Find the string "mansion" in the listing and report every line that has it.

━━━ Given records ━━━

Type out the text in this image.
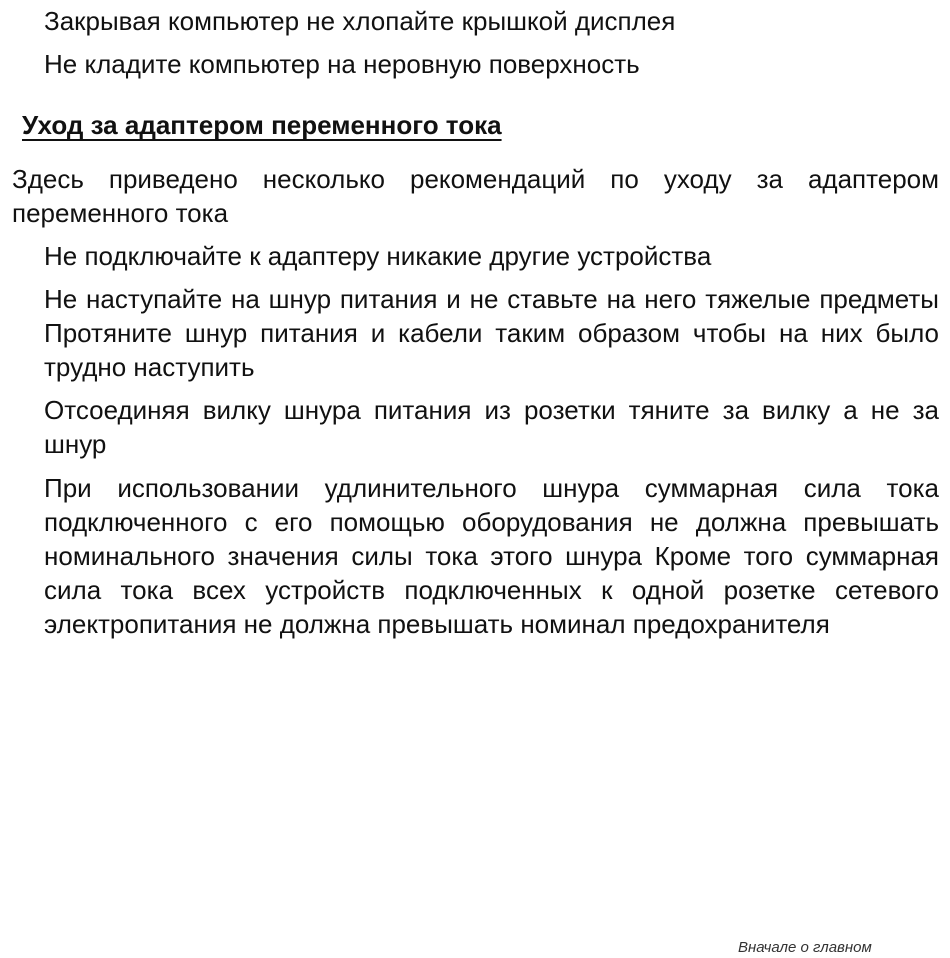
Закрывая компьютер не хлопайте крышкой дисплея

Не кладите компьютер на неровную поверхность

Уход за адаптером переменного тока

Здесь приведено несколько рекомендаций по уходу за адаптером переменного тока

Не подключайте к адаптеру никакие другие устройства

Не наступайте на шнур питания и не ставьте на него тяжелые предметы Протяните шнур питания и кабели таким образом чтобы на них было трудно наступить

Отсоединяя вилку шнура питания из розетки тяните за вилку а не за шнур

При использовании удлинительного шнура суммарная сила тока подключенного с его помощью оборудования не должна превышать номинального значения силы тока этого шнура Кроме того суммарная сила тока всех устройств подключенных к одной розетке сетевого электропитания не должна превышать номинал предохранителя

Вначале о главном
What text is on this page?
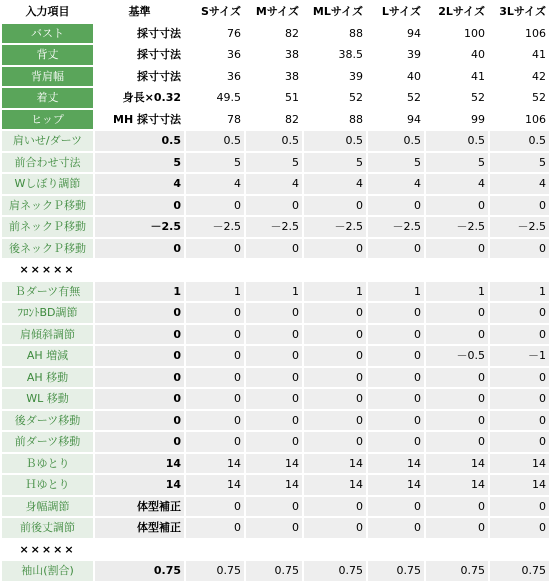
入力項目	基準	Sサイズ	Mサイズ	MLサイズ	Lサイズ	2Lサイズ	3Lサイズ
バスト	採寸寸法	76	82	88	94	100	106
背丈	採寸寸法	36	38	38.5	39	40	41
背肩幅	採寸寸法	36	38	39	40	41	42
着丈	身長×0.32	49.5	51	52	52	52	52
ヒップ	MH 採寸寸法	78	82	88	94	99	106
肩いせ/ダーツ	0.5	0.5	0.5	0.5	0.5	0.5	0.5
前合わせ寸法	5	5	5	5	5	5	5
Wしぼり調節	4	4	4	4	4	4	4
肩ネックＰ移動	0	0	0	0	0	0	0
前ネックＰ移動	－2.5	－2.5	－2.5	－2.5	－2.5	－2.5	－2.5
後ネックＰ移動	0	0	0	0	0	0	0
×××××							
Ｂダーツ有無	1	1	1	1	1	1	1
ﾌﾛﾝﾄBD調節	0	0	0	0	0	0	0
肩傾斜調節	0	0	0	0	0	0	0
AH 増減	0	0	0	0	0	－0.5	－1
AH 移動	0	0	0	0	0	0	0
WL 移動	0	0	0	0	0	0	0
後ダーツ移動	0	0	0	0	0	0	0
前ダーツ移動	0	0	0	0	0	0	0
Ｂゆとり	14	14	14	14	14	14	14
Ｈゆとり	14	14	14	14	14	14	14
身幅調節	体型補正	0	0	0	0	0	0
前後丈調節	体型補正	0	0	0	0	0	0
×××××							
袖山(割合)	0.75	0.75	0.75	0.75	0.75	0.75	0.75
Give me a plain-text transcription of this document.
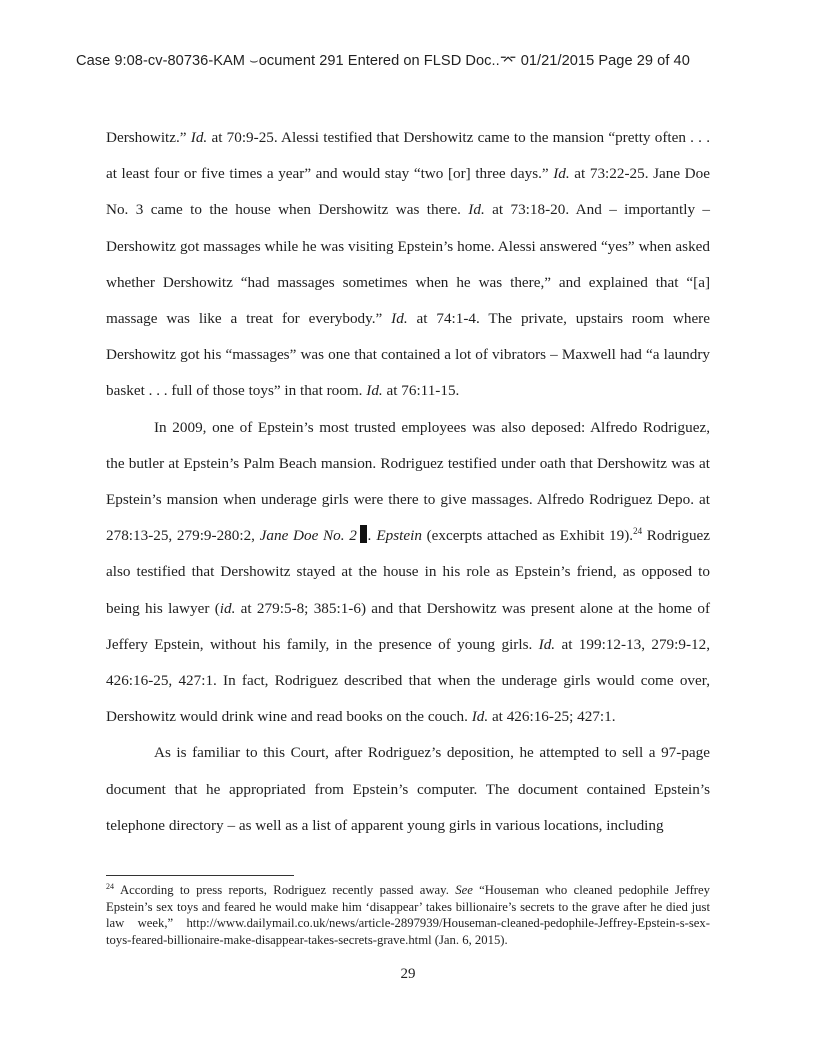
Case 9:08-cv-80736-KAM ⌣ocument 291 Entered on FLSD Doc..⌤ 01/21/2015 Page 29 of 40

Dershowitz.” Id. at 70:9-25. Alessi testified that Dershowitz came to the mansion “pretty often . . . at least four or five times a year” and would stay “two [or] three days.” Id. at 73:22-25. Jane Doe No. 3 came to the house when Dershowitz was there. Id. at 73:18-20. And – importantly – Dershowitz got massages while he was visiting Epstein’s home. Alessi answered “yes” when asked whether Dershowitz “had massages sometimes when he was there,” and explained that “[a] massage was like a treat for everybody.” Id. at 74:1-4. The private, upstairs room where Dershowitz got his “massages” was one that contained a lot of vibrators – Maxwell had “a laundry basket . . . full of those toys” in that room. Id. at 76:11-15.

In 2009, one of Epstein’s most trusted employees was also deposed: Alfredo Rodriguez, the butler at Epstein’s Palm Beach mansion. Rodriguez testified under oath that Dershowitz was at Epstein’s mansion when underage girls were there to give massages. Alfredo Rodriguez Depo. at 278:13-25, 279:9-280:2, Jane Doe No. 2 . Epstein (excerpts attached as Exhibit 19).$^{24}$ Rodriguez also testified that Dershowitz stayed at the house in his role as Epstein’s friend, as opposed to being his lawyer (id. at 279:5-8; 385:1-6) and that Dershowitz was present alone at the home of Jeffery Epstein, without his family, in the presence of young girls. Id. at 199:12-13, 279:9-12, 426:16-25, 427:1. In fact, Rodriguez described that when the underage girls would come over, Dershowitz would drink wine and read books on the couch. Id. at 426:16-25; 427:1.

As is familiar to this Court, after Rodriguez’s deposition, he attempted to sell a 97-page document that he appropriated from Epstein’s computer. The document contained Epstein’s telephone directory – as well as a list of apparent young girls in various locations, including

$^{24}$ According to press reports, Rodriguez recently passed away. See “Houseman who cleaned pedophile Jeffrey Epstein’s sex toys and feared he would make him ‘disappear’ takes billionaire’s secrets to the grave after he died just law week,” http://www.dailymail.co.uk/news/article-2897939/Houseman-cleaned-pedophile-Jeffrey-Epstein-s-sex-toys-feared-billionaire-make-disappear-takes-secrets-grave.html (Jan. 6, 2015).
29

━━━

• [Final result]:
Dershowitz.” Id. at 70:9-25. Alessi testified that Dershowitz came to the mansion “pretty often . . . at least four or five times a year” and would stay “two [or] three days.” Id. at 73:22-25. Jane Doe No. 3 came to the house when Dershowitz was there. Id. at 73:18-20. And – importantly – Dershowitz got massages while he was visiting Epstein’s home. Alessi answered “yes” when asked whether Dershowitz “had massages sometimes when he was there,” and explained that “[a] massage was like a treat for everybody.” Id. at 74:1-4. The private, upstairs room where Dershowitz got his “massages” was one that contained a lot of vibrators – Maxwell had “a laundry basket . . . full of those toys” in that room. Id. at 76:11-15.
In 2009, one of Epstein’s most trusted employees was also deposed: Alfredo Rodriguez, the butler at Epstein’s Palm Beach mansion. Rodriguez testified under oath that Dershowitz was at Epstein’s mansion when underage girls were there to give massages. Alfredo Rodriguez Depo. at 278:13-25, 279:9-280:2, Jane Doe No. 2 . Epstein (excerpts attached as Exhibit 19).$^{24}$ Rodriguez also testified that Dershowitz stayed at the house in his role as Epstein’s friend, as opposed to being his lawyer (id. at 279:5-8; 385:1-6) and that Dershowitz was present alone at the home of Jeffery Epstein, without his family, in the presence of young girls. Id. at 199:12-13, 279:9-12, 426:16-25, 427:1. In fact, Rodriguez described that when the underage girls would come over, Dershowitz would drink wine and read books on the couch. Id. at 426:16-25; 427:1.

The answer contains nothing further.